Problem requirements: Your task is to copy every line of this material exactly.

-*-

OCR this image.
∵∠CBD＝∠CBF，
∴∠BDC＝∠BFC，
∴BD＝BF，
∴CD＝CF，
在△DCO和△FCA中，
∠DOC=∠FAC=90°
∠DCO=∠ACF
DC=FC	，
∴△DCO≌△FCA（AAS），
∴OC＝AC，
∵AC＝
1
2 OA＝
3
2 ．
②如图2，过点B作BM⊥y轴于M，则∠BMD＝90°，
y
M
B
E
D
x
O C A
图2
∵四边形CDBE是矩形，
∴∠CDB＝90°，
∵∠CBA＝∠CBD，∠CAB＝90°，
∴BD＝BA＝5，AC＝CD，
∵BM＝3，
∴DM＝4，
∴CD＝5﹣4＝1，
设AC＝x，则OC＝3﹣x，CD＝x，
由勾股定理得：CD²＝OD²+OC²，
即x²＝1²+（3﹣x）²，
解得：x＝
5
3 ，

-*-

Expected answer:
OCR this image.
∵∠CBD＝∠CBF，
∴∠BDC＝∠BFC，
∴BD＝BF，
∴CD＝CF，
在△DCO和△FCA中，
∠DOC=∠FAC=90°
∠DCO=∠ACF
DC=FC	，
∴△DCO≌△FCA（AAS），
∴OC＝AC，
∵AC＝
1
2 OA＝
3
2 ．
②如图2，过点B作BM⊥y轴于M，则∠BMD＝90°，
y
M
B
E
D
x
O C A
图2
∵四边形CDBE是矩形，
∴∠CDB＝90°，
∵∠CBA＝∠CBD，∠CAB＝90°，
∴BD＝BA＝5，AC＝CD，
∵BM＝3，
∴DM＝4，
∴CD＝5﹣4＝1，
设AC＝x，则OC＝3﹣x，CD＝x，
由勾股定理得：CD²＝OD²+OC²，
即x²＝1²+（3﹣x）²，
解得：x＝
5
3 ，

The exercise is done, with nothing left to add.